[Dataset rows]

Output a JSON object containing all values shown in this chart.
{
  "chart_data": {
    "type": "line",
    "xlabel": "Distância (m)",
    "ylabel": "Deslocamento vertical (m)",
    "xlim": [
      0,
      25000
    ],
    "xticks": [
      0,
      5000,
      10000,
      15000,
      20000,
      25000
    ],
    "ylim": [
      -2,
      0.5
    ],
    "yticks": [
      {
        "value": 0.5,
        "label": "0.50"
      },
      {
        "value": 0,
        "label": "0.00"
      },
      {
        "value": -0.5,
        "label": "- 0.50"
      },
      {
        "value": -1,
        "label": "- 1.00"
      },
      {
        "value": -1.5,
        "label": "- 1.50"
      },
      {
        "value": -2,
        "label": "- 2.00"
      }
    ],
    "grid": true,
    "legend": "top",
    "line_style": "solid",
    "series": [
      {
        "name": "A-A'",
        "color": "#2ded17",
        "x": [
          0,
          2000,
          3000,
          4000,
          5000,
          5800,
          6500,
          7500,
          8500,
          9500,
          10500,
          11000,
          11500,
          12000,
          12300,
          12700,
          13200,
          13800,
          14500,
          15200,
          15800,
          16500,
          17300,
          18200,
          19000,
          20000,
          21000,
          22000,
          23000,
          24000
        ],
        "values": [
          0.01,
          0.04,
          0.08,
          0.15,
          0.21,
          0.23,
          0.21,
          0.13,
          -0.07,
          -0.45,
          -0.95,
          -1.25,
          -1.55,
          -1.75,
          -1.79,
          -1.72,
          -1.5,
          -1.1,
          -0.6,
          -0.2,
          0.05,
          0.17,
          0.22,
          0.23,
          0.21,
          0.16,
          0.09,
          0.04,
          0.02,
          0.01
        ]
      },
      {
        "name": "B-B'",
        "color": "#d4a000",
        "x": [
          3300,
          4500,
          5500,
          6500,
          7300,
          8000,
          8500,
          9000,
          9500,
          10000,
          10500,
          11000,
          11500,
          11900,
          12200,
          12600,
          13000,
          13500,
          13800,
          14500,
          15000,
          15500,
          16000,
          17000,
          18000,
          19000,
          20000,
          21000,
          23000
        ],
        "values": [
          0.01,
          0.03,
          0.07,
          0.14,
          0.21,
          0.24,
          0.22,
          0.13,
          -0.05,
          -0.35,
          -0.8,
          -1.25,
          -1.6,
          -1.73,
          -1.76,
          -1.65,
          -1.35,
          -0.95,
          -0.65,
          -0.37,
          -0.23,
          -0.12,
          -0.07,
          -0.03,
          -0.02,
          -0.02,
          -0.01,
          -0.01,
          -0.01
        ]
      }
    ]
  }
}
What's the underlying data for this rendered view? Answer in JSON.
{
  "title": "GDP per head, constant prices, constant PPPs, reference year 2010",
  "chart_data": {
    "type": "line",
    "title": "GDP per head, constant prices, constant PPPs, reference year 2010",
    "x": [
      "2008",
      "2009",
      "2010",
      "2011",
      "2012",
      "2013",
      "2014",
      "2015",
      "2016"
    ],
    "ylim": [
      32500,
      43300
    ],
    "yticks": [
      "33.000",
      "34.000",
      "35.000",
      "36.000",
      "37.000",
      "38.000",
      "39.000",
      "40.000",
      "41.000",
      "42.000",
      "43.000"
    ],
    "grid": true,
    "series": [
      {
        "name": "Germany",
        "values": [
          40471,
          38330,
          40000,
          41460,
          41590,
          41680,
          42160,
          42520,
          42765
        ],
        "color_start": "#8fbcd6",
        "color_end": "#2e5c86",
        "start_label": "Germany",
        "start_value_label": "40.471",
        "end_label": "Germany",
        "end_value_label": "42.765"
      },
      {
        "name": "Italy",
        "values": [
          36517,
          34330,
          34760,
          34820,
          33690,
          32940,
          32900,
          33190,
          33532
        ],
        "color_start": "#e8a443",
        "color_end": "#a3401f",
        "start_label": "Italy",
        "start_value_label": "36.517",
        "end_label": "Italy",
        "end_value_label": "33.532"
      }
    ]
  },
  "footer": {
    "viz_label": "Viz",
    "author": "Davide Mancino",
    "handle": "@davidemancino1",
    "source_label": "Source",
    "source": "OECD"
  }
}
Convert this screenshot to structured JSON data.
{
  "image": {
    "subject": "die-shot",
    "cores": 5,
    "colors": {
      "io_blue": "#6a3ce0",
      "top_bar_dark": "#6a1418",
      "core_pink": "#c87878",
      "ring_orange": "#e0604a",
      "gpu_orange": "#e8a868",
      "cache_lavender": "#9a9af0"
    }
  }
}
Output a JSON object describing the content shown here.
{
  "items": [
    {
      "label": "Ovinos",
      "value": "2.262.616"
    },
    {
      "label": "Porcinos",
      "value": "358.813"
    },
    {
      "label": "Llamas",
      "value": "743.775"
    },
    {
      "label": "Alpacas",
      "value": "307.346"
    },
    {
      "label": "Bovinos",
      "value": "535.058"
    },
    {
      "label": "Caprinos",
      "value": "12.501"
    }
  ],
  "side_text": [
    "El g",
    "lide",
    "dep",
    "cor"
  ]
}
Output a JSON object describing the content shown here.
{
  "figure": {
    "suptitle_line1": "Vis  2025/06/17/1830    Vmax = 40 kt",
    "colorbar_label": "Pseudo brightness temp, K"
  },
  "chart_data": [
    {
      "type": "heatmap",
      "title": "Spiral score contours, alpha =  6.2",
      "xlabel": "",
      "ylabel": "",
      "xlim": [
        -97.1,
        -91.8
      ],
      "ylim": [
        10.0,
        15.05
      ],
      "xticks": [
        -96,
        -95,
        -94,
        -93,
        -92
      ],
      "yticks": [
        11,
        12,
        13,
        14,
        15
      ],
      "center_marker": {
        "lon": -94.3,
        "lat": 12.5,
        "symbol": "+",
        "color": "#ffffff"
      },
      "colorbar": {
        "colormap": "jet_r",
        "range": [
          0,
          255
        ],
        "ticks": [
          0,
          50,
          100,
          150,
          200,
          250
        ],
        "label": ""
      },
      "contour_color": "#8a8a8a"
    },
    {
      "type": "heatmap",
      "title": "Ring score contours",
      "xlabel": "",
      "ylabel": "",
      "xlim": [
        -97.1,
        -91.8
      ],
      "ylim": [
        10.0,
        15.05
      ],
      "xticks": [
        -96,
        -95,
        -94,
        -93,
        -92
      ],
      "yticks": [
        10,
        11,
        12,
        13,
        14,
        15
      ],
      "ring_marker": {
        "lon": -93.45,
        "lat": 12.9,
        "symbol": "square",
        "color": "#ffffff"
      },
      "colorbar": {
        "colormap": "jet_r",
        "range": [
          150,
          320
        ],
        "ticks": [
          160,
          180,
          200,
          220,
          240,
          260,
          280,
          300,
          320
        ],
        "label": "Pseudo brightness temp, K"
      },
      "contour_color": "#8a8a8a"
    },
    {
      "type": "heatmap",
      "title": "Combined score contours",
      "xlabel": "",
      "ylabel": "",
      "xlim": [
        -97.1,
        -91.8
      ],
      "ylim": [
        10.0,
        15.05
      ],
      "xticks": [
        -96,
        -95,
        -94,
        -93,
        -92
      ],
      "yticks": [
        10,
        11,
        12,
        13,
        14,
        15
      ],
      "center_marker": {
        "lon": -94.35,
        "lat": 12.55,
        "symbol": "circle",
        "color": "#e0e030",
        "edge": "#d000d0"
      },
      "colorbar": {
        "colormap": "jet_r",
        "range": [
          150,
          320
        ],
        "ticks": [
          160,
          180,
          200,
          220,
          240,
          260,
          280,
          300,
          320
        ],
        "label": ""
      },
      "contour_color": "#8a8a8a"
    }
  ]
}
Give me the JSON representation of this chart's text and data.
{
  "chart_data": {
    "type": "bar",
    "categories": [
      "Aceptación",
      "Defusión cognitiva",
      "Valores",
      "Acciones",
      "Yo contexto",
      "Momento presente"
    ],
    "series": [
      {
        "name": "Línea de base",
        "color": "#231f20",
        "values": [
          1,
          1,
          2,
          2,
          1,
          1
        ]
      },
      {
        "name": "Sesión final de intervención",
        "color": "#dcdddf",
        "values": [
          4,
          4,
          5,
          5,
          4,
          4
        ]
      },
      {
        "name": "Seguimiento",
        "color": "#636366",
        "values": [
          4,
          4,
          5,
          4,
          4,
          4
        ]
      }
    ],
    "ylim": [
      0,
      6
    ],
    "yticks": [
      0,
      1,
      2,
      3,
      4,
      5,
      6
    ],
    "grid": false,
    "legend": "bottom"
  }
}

→ What you should do
Pick out the lines that have the word "name". Copy them all.

→ Full output
        "name": "A-A'",
        "name": "B-B'",
        "name": "Germany",
        "name": "Italy",
        "name": "Línea de base",
        "name": "Sesión final de intervención",
        "name": "Seguimiento",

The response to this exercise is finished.